Reproduce every row below verbatim, one line at a time, with nothing added or changed.

#### [Exercise inputs]
□ □ □ □ □

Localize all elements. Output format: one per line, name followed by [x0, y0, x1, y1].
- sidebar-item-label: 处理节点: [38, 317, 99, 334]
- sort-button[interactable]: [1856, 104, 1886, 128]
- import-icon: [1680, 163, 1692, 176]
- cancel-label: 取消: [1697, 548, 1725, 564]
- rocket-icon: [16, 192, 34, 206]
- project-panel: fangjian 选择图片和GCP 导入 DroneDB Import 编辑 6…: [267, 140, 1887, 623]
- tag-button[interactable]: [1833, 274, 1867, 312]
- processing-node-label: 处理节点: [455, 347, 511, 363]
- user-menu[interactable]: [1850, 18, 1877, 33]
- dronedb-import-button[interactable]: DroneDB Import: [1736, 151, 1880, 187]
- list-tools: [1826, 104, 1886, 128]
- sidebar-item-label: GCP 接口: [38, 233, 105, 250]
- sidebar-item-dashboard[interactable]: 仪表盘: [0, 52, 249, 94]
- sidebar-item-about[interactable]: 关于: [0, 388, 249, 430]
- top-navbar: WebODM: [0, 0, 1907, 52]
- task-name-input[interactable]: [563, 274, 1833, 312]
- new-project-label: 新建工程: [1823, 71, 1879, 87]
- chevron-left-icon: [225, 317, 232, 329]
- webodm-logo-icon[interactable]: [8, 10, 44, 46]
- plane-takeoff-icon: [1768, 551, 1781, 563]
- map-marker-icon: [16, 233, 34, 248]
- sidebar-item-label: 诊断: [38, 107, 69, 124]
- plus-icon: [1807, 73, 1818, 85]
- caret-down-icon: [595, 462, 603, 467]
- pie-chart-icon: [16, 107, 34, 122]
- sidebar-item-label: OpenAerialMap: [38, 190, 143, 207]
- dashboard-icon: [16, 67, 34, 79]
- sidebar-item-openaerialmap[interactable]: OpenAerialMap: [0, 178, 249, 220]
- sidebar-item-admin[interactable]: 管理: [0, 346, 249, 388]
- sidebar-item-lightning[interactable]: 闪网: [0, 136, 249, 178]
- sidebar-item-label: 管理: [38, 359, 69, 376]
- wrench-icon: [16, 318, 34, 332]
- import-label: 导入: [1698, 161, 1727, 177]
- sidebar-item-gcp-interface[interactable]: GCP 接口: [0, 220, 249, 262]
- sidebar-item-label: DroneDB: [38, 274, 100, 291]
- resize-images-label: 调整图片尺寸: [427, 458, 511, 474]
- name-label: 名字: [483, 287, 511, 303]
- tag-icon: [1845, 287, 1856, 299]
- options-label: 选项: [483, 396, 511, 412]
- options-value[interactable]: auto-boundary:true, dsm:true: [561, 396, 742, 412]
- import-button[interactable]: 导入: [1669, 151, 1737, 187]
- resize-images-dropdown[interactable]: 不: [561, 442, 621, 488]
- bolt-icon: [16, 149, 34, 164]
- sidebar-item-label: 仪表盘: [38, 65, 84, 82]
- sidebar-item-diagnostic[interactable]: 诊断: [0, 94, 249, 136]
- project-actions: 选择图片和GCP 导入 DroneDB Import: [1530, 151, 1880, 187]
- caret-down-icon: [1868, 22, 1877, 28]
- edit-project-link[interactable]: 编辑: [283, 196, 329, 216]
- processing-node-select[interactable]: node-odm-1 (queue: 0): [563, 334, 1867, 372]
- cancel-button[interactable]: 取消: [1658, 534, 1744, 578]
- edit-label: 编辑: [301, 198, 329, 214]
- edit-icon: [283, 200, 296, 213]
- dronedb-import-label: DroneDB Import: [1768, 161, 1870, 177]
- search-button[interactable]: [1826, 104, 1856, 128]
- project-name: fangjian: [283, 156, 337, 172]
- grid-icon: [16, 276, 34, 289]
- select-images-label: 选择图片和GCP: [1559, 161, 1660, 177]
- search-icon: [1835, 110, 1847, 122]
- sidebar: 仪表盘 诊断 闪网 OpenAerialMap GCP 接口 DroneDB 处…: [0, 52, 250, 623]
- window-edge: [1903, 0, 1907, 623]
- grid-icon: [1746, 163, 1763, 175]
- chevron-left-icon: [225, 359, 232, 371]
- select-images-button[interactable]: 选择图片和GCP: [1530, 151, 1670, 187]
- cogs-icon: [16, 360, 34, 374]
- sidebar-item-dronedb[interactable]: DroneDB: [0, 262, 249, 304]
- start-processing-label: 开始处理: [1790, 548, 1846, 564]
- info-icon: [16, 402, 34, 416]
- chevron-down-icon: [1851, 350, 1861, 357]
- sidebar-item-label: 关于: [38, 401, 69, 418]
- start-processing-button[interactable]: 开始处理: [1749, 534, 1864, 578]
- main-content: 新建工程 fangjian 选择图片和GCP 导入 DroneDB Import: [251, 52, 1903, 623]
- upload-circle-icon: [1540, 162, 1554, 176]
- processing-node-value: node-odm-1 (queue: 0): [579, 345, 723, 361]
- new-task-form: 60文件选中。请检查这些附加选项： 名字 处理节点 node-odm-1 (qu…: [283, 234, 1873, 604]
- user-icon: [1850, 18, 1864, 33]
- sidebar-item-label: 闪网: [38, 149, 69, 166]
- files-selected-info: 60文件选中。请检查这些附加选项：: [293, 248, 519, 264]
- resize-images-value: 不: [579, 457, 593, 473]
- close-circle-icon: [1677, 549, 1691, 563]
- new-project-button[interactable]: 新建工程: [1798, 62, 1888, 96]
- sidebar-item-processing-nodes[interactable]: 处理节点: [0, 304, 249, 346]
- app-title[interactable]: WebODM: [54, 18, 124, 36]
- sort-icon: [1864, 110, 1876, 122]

□ □ □ □ □

#### [Exercise output]
Localize all elements. Output format: one per line, name followed by [x0, y0, x1, y1].
- sidebar-item-label: 处理节点: [38, 317, 99, 334]
- sort-button[interactable]: [1856, 104, 1886, 128]
- import-icon: [1680, 163, 1692, 176]
- cancel-label: 取消: [1697, 548, 1725, 564]
- rocket-icon: [16, 192, 34, 206]
- project-panel: fangjian 选择图片和GCP 导入 DroneDB Import 编辑 6…: [267, 140, 1887, 623]
- tag-button[interactable]: [1833, 274, 1867, 312]
- processing-node-label: 处理节点: [455, 347, 511, 363]
- user-menu[interactable]: [1850, 18, 1877, 33]
- dronedb-import-button[interactable]: DroneDB Import: [1736, 151, 1880, 187]
- list-tools: [1826, 104, 1886, 128]
- sidebar-item-label: GCP 接口: [38, 233, 105, 250]
- sidebar-item-dashboard[interactable]: 仪表盘: [0, 52, 249, 94]
- sidebar-item-about[interactable]: 关于: [0, 388, 249, 430]
- top-navbar: WebODM: [0, 0, 1907, 52]
- task-name-input[interactable]: [563, 274, 1833, 312]
- new-project-label: 新建工程: [1823, 71, 1879, 87]
- chevron-left-icon: [225, 317, 232, 329]
- webodm-logo-icon[interactable]: [8, 10, 44, 46]
- plane-takeoff-icon: [1768, 551, 1781, 563]
- map-marker-icon: [16, 233, 34, 248]
- sidebar-item-label: 诊断: [38, 107, 69, 124]
- plus-icon: [1807, 73, 1818, 85]
- caret-down-icon: [595, 462, 603, 467]
- pie-chart-icon: [16, 107, 34, 122]
- sidebar-item-label: OpenAerialMap: [38, 190, 143, 207]
- dashboard-icon: [16, 67, 34, 79]
- sidebar-item-openaerialmap[interactable]: OpenAerialMap: [0, 178, 249, 220]
- sidebar-item-admin[interactable]: 管理: [0, 346, 249, 388]
- sidebar-item-lightning[interactable]: 闪网: [0, 136, 249, 178]
- sidebar-item-label: 管理: [38, 359, 69, 376]
- wrench-icon: [16, 318, 34, 332]
- import-label: 导入: [1698, 161, 1727, 177]
- sidebar-item-gcp-interface[interactable]: GCP 接口: [0, 220, 249, 262]
- sidebar-item-label: DroneDB: [38, 274, 100, 291]
- resize-images-label: 调整图片尺寸: [427, 458, 511, 474]
- name-label: 名字: [483, 287, 511, 303]
- tag-icon: [1845, 287, 1856, 299]
- options-label: 选项: [483, 396, 511, 412]
- options-value[interactable]: auto-boundary:true, dsm:true: [561, 396, 742, 412]
- import-button[interactable]: 导入: [1669, 151, 1737, 187]
- resize-images-dropdown[interactable]: 不: [561, 442, 621, 488]
- bolt-icon: [16, 149, 34, 164]
- sidebar-item-label: 仪表盘: [38, 65, 84, 82]
- sidebar-item-diagnostic[interactable]: 诊断: [0, 94, 249, 136]
- project-actions: 选择图片和GCP 导入 DroneDB Import: [1530, 151, 1880, 187]
- caret-down-icon: [1868, 22, 1877, 28]
- edit-project-link[interactable]: 编辑: [283, 196, 329, 216]
- processing-node-select[interactable]: node-odm-1 (queue: 0): [563, 334, 1867, 372]
- cancel-button[interactable]: 取消: [1658, 534, 1744, 578]
- edit-label: 编辑: [301, 198, 329, 214]
- edit-icon: [283, 200, 296, 213]
- dronedb-import-label: DroneDB Import: [1768, 161, 1870, 177]
- search-button[interactable]: [1826, 104, 1856, 128]
- project-name: fangjian: [283, 156, 337, 172]
- grid-icon: [16, 276, 34, 289]
- select-images-label: 选择图片和GCP: [1559, 161, 1660, 177]
- search-icon: [1835, 110, 1847, 122]
- sidebar: 仪表盘 诊断 闪网 OpenAerialMap GCP 接口 DroneDB 处…: [0, 52, 250, 623]
- window-edge: [1903, 0, 1907, 623]
- grid-icon: [1746, 163, 1763, 175]
- chevron-left-icon: [225, 359, 232, 371]
- select-images-button[interactable]: 选择图片和GCP: [1530, 151, 1670, 187]
- cogs-icon: [16, 360, 34, 374]
- sidebar-item-dronedb[interactable]: DroneDB: [0, 262, 249, 304]
- start-processing-label: 开始处理: [1790, 548, 1846, 564]
- info-icon: [16, 402, 34, 416]
- chevron-down-icon: [1851, 350, 1861, 357]
- sidebar-item-label: 关于: [38, 401, 69, 418]
- start-processing-button[interactable]: 开始处理: [1749, 534, 1864, 578]
- main-content: 新建工程 fangjian 选择图片和GCP 导入 DroneDB Import: [251, 52, 1903, 623]
- upload-circle-icon: [1540, 162, 1554, 176]
- processing-node-value: node-odm-1 (queue: 0): [579, 345, 723, 361]
- new-task-form: 60文件选中。请检查这些附加选项： 名字 处理节点 node-odm-1 (qu…: [283, 234, 1873, 604]
- user-icon: [1850, 18, 1864, 33]
- sidebar-item-label: 闪网: [38, 149, 69, 166]
- files-selected-info: 60文件选中。请检查这些附加选项：: [293, 248, 519, 264]
- resize-images-value: 不: [579, 457, 593, 473]
- close-circle-icon: [1677, 549, 1691, 563]
- new-project-button[interactable]: 新建工程: [1798, 62, 1888, 96]
- sidebar-item-processing-nodes[interactable]: 处理节点: [0, 304, 249, 346]
- app-title[interactable]: WebODM: [54, 18, 124, 36]
- sort-icon: [1864, 110, 1876, 122]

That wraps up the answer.